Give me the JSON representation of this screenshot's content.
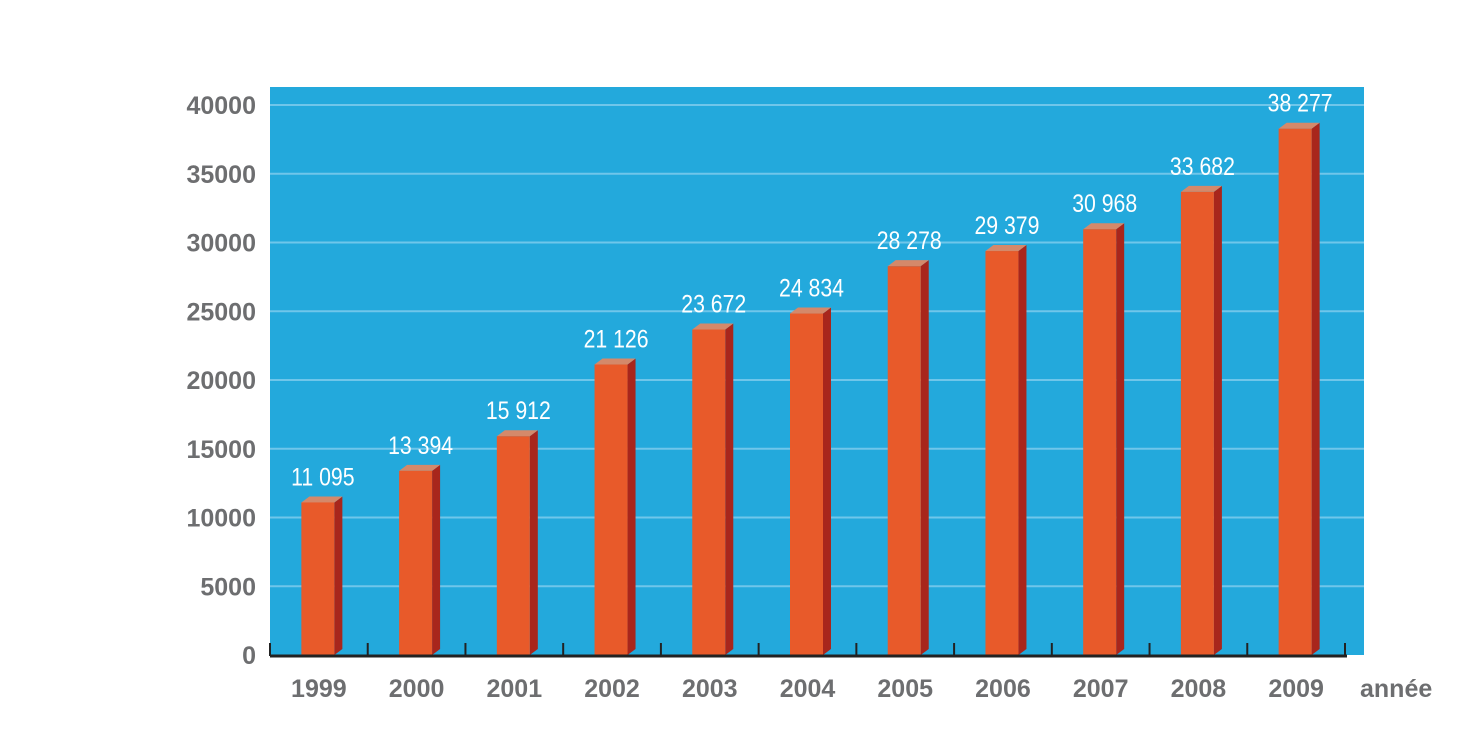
{
  "chart_data": {
    "type": "bar",
    "title": "",
    "xlabel": "année",
    "ylabel": "",
    "categories": [
      "1999",
      "2000",
      "2001",
      "2002",
      "2003",
      "2004",
      "2005",
      "2006",
      "2007",
      "2008",
      "2009"
    ],
    "values": [
      11095,
      13394,
      15912,
      21126,
      23672,
      24834,
      28278,
      29379,
      30968,
      33682,
      38277
    ],
    "data_labels": [
      "11 095",
      "13 394",
      "15 912",
      "21 126",
      "23 672",
      "24 834",
      "28 278",
      "29 379",
      "30 968",
      "33 682",
      "38 277"
    ],
    "yticks": [
      "0",
      "5000",
      "10000",
      "15000",
      "20000",
      "25000",
      "30000",
      "35000",
      "40000"
    ],
    "ylim": [
      0,
      40000
    ],
    "grid": true,
    "style": "3d-bar",
    "colors": {
      "plot_bg": "#23a9dc",
      "grid": "#6fc6ea",
      "bar_front": "#e85a2a",
      "bar_side": "#a8261c",
      "bar_top": "#d4896a",
      "axis": "#222222",
      "tick_text": "#6d6e70",
      "label_text": "#ffffff"
    }
  }
}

■ OBJECTIVE: Every record above should be written out again exactly; the pictures stay out of the copy.

■ EXERCISE SOLUTION:
Give me the JSON representation of this screenshot's content.
{
  "chart_data": {
    "type": "bar",
    "title": "",
    "xlabel": "année",
    "ylabel": "",
    "categories": [
      "1999",
      "2000",
      "2001",
      "2002",
      "2003",
      "2004",
      "2005",
      "2006",
      "2007",
      "2008",
      "2009"
    ],
    "values": [
      11095,
      13394,
      15912,
      21126,
      23672,
      24834,
      28278,
      29379,
      30968,
      33682,
      38277
    ],
    "data_labels": [
      "11 095",
      "13 394",
      "15 912",
      "21 126",
      "23 672",
      "24 834",
      "28 278",
      "29 379",
      "30 968",
      "33 682",
      "38 277"
    ],
    "yticks": [
      "0",
      "5000",
      "10000",
      "15000",
      "20000",
      "25000",
      "30000",
      "35000",
      "40000"
    ],
    "ylim": [
      0,
      40000
    ],
    "grid": true,
    "style": "3d-bar",
    "colors": {
      "plot_bg": "#23a9dc",
      "grid": "#6fc6ea",
      "bar_front": "#e85a2a",
      "bar_side": "#a8261c",
      "bar_top": "#d4896a",
      "axis": "#222222",
      "tick_text": "#6d6e70",
      "label_text": "#ffffff"
    }
  }
}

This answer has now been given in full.